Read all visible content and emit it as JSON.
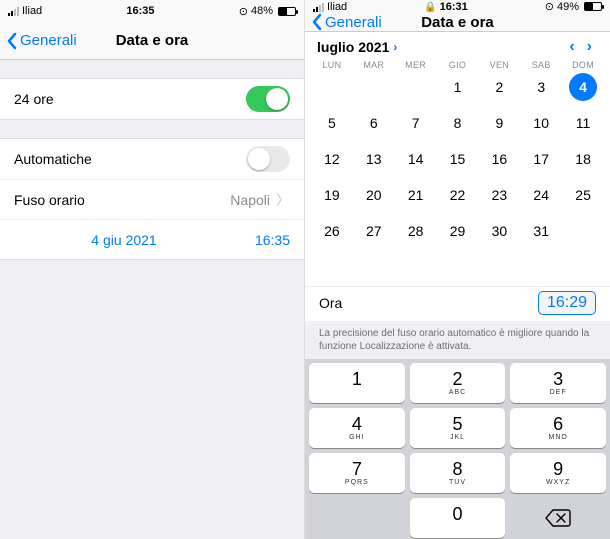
{
  "left": {
    "status": {
      "carrier": "Iliad",
      "time": "16:35",
      "battery_pct": "48%"
    },
    "nav": {
      "back": "Generali",
      "title": "Data e ora"
    },
    "row_24h": {
      "label": "24 ore",
      "value": true
    },
    "row_auto": {
      "label": "Automatiche",
      "value": false
    },
    "row_tz": {
      "label": "Fuso orario",
      "value": "Napoli"
    },
    "row_dt": {
      "date": "4 giu 2021",
      "time": "16:35"
    }
  },
  "right": {
    "status": {
      "carrier": "Iliad",
      "time": "16:31",
      "battery_pct": "49%"
    },
    "nav": {
      "back": "Generali",
      "title": "Data e ora"
    },
    "month": "luglio 2021",
    "weekdays": [
      "LUN",
      "MAR",
      "MER",
      "GIO",
      "VEN",
      "SAB",
      "DOM"
    ],
    "days_grid": [
      "",
      "",
      "",
      "1",
      "2",
      "3",
      "4",
      "5",
      "6",
      "7",
      "8",
      "9",
      "10",
      "11",
      "12",
      "13",
      "14",
      "15",
      "16",
      "17",
      "18",
      "19",
      "20",
      "21",
      "22",
      "23",
      "24",
      "25",
      "26",
      "27",
      "28",
      "29",
      "30",
      "31",
      "",
      "",
      "",
      "",
      ""
    ],
    "selected_day": "4",
    "time_label": "Ora",
    "time_value": "16:29",
    "footer_note": "La precisione del fuso orario automatico è migliore quando la funzione Localizzazione è attivata.",
    "keypad": [
      {
        "n": "1",
        "l": ""
      },
      {
        "n": "2",
        "l": "ABC"
      },
      {
        "n": "3",
        "l": "DEF"
      },
      {
        "n": "4",
        "l": "GHI"
      },
      {
        "n": "5",
        "l": "JKL"
      },
      {
        "n": "6",
        "l": "MNO"
      },
      {
        "n": "7",
        "l": "PQRS"
      },
      {
        "n": "8",
        "l": "TUV"
      },
      {
        "n": "9",
        "l": "WXYZ"
      },
      {
        "n": "",
        "blank": true
      },
      {
        "n": "0",
        "l": ""
      },
      {
        "del": true
      }
    ]
  }
}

Do this:
Copy the material above exactly and drop the pictures.

Solution for this problem:
Read all visible content and emit it as JSON.
{
  "left": {
    "status": {
      "carrier": "Iliad",
      "time": "16:35",
      "battery_pct": "48%"
    },
    "nav": {
      "back": "Generali",
      "title": "Data e ora"
    },
    "row_24h": {
      "label": "24 ore",
      "value": true
    },
    "row_auto": {
      "label": "Automatiche",
      "value": false
    },
    "row_tz": {
      "label": "Fuso orario",
      "value": "Napoli"
    },
    "row_dt": {
      "date": "4 giu 2021",
      "time": "16:35"
    }
  },
  "right": {
    "status": {
      "carrier": "Iliad",
      "time": "16:31",
      "battery_pct": "49%"
    },
    "nav": {
      "back": "Generali",
      "title": "Data e ora"
    },
    "month": "luglio 2021",
    "weekdays": [
      "LUN",
      "MAR",
      "MER",
      "GIO",
      "VEN",
      "SAB",
      "DOM"
    ],
    "days_grid": [
      "",
      "",
      "",
      "1",
      "2",
      "3",
      "4",
      "5",
      "6",
      "7",
      "8",
      "9",
      "10",
      "11",
      "12",
      "13",
      "14",
      "15",
      "16",
      "17",
      "18",
      "19",
      "20",
      "21",
      "22",
      "23",
      "24",
      "25",
      "26",
      "27",
      "28",
      "29",
      "30",
      "31",
      "",
      "",
      "",
      "",
      ""
    ],
    "selected_day": "4",
    "time_label": "Ora",
    "time_value": "16:29",
    "footer_note": "La precisione del fuso orario automatico è migliore quando la funzione Localizzazione è attivata.",
    "keypad": [
      {
        "n": "1",
        "l": ""
      },
      {
        "n": "2",
        "l": "ABC"
      },
      {
        "n": "3",
        "l": "DEF"
      },
      {
        "n": "4",
        "l": "GHI"
      },
      {
        "n": "5",
        "l": "JKL"
      },
      {
        "n": "6",
        "l": "MNO"
      },
      {
        "n": "7",
        "l": "PQRS"
      },
      {
        "n": "8",
        "l": "TUV"
      },
      {
        "n": "9",
        "l": "WXYZ"
      },
      {
        "n": "",
        "blank": true
      },
      {
        "n": "0",
        "l": ""
      },
      {
        "del": true
      }
    ]
  }
}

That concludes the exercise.